Exercise directions: Show, in full, each line of the data that contains "JSON".

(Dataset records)
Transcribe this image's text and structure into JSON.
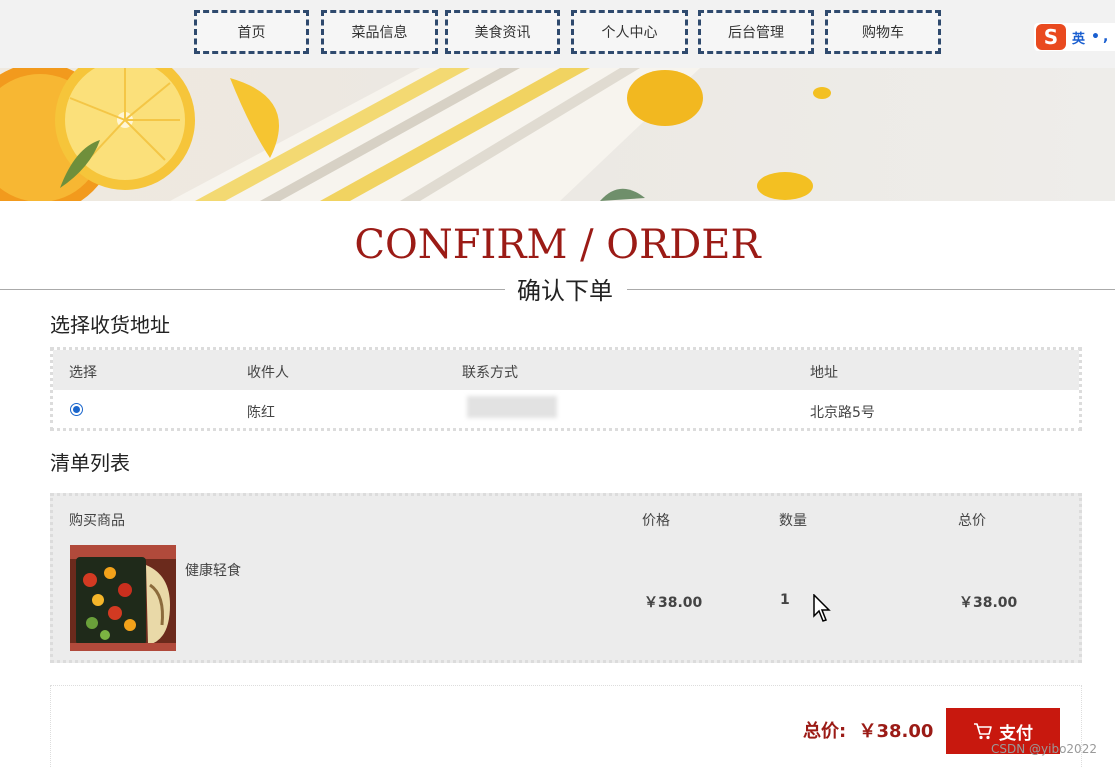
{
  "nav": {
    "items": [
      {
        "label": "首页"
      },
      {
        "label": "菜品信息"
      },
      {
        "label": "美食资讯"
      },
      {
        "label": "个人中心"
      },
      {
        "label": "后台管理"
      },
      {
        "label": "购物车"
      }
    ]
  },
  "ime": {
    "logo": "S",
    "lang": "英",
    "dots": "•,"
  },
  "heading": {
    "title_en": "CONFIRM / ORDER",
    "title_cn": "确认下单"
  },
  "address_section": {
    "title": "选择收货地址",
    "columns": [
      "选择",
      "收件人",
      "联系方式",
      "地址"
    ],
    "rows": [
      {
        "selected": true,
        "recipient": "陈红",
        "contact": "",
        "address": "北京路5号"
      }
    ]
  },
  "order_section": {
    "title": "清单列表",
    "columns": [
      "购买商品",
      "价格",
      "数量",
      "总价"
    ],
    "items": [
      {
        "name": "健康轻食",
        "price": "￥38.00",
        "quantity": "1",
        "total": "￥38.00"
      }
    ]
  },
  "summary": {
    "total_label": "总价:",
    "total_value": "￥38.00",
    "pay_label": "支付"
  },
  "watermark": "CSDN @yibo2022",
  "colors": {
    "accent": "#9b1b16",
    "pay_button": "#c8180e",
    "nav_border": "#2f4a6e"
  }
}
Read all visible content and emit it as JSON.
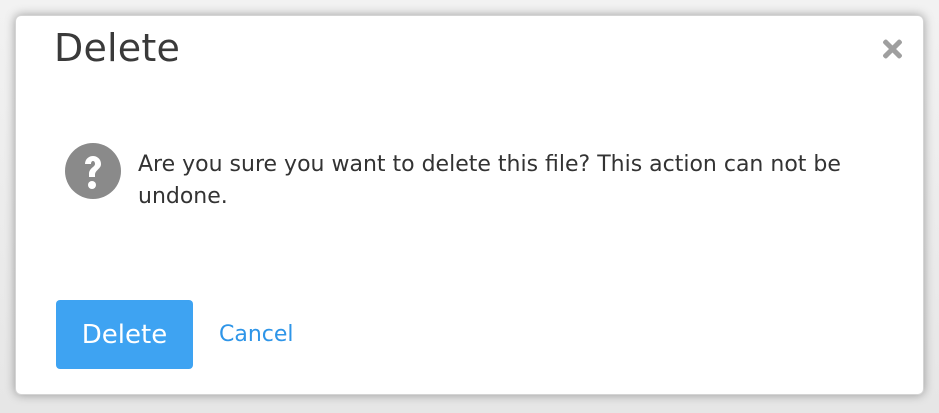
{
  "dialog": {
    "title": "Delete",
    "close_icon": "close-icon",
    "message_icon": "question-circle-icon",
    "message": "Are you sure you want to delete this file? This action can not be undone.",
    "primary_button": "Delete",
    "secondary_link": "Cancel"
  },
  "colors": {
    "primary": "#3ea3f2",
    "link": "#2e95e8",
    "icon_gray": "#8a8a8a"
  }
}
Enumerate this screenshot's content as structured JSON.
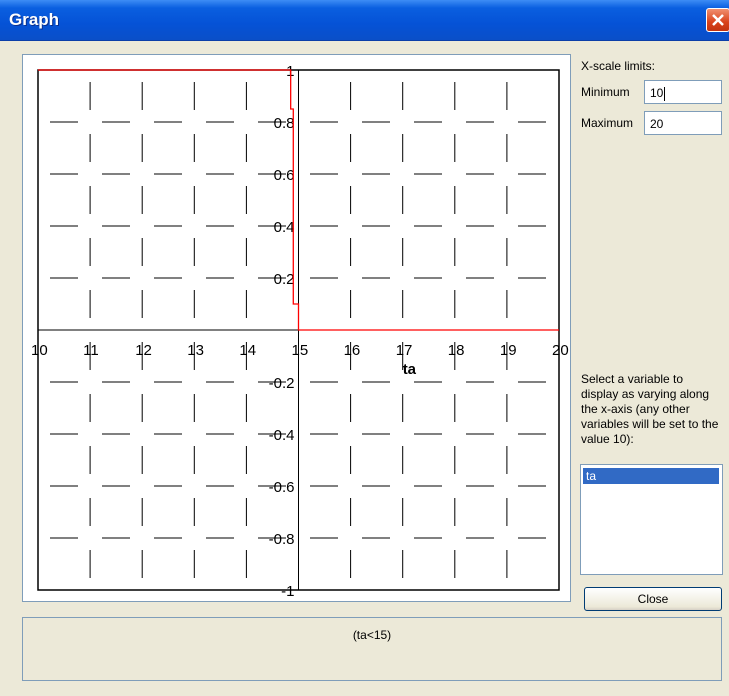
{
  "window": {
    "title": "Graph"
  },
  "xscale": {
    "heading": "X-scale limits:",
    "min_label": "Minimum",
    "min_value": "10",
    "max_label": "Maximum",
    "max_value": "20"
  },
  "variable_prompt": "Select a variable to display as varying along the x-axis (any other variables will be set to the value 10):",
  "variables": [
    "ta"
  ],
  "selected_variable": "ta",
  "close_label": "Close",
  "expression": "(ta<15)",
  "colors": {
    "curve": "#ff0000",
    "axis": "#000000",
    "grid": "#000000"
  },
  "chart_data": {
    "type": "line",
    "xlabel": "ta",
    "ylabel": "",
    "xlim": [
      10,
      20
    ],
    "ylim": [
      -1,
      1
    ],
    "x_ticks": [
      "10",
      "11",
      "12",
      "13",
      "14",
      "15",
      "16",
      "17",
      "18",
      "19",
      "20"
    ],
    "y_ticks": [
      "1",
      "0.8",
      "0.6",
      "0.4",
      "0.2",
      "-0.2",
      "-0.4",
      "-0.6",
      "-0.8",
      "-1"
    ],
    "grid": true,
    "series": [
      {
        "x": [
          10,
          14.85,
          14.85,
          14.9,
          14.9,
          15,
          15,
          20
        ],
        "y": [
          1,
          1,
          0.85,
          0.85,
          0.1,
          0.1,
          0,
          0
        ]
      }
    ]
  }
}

==

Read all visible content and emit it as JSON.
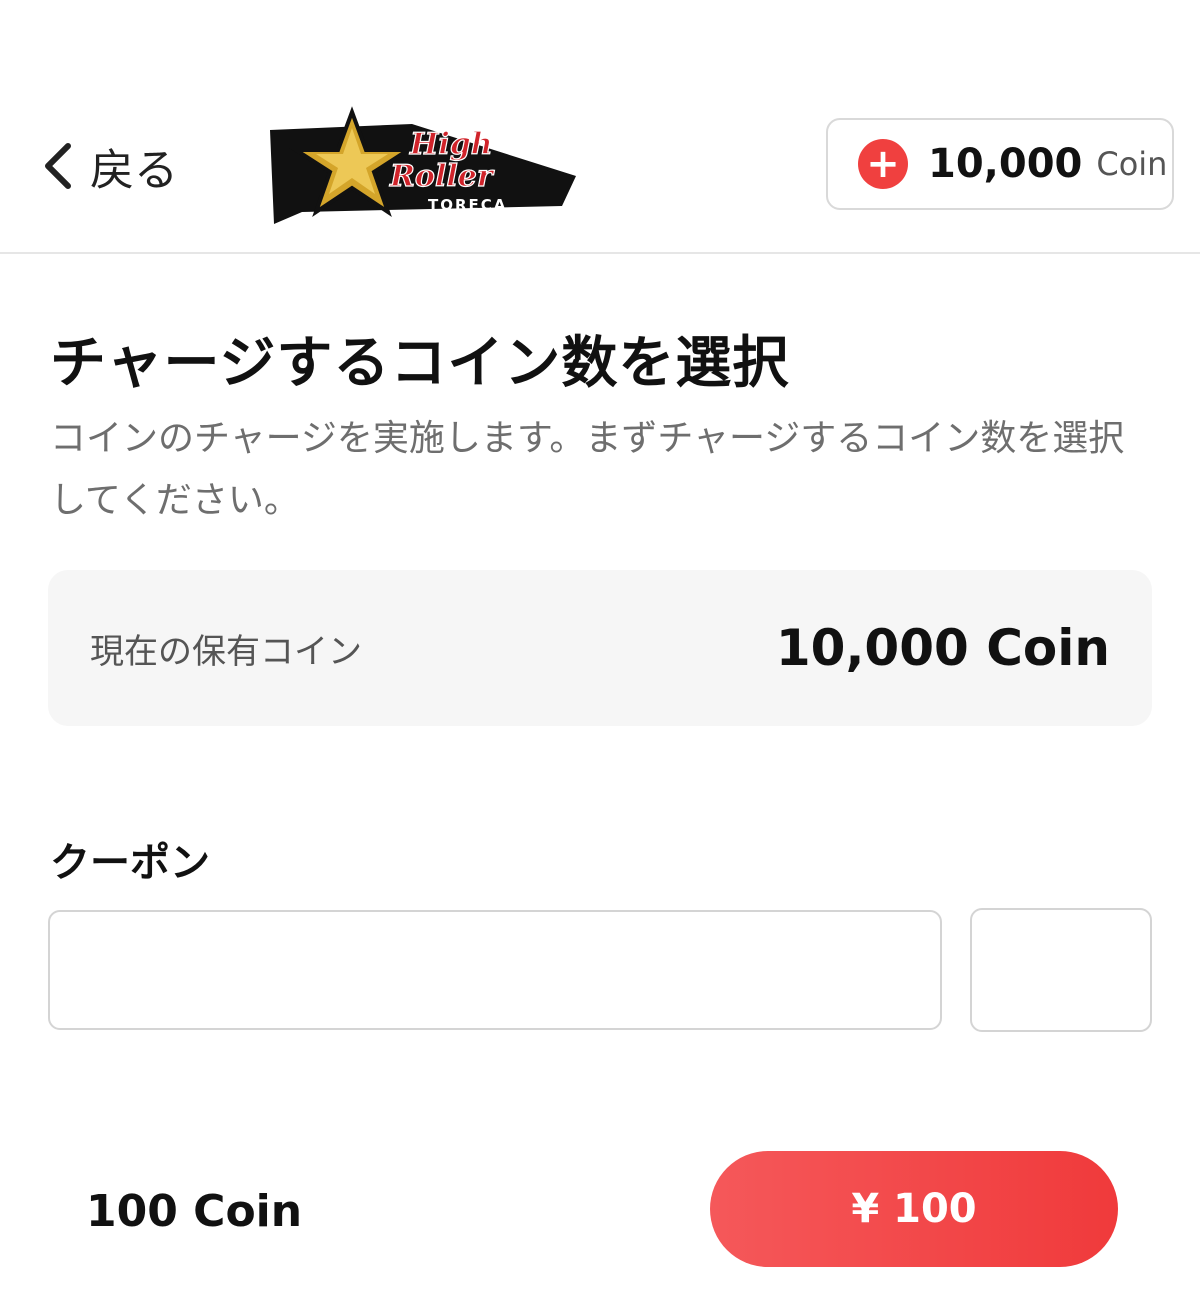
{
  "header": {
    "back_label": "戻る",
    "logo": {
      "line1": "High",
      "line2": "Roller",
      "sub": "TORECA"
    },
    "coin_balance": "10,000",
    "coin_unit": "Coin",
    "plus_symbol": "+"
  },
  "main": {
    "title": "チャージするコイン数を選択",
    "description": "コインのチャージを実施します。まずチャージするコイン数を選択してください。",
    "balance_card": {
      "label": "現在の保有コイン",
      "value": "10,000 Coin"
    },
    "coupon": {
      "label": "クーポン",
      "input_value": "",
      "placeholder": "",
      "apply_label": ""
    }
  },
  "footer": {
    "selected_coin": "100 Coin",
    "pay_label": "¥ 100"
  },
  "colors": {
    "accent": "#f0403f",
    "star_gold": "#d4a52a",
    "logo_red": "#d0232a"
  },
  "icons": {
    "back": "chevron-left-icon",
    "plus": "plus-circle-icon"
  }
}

Response below:
Transcribe this image's text and structure into JSON.
Read all visible content and emit it as JSON.
Enumerate this screenshot's content as structured JSON.
Read all visible content and emit it as JSON.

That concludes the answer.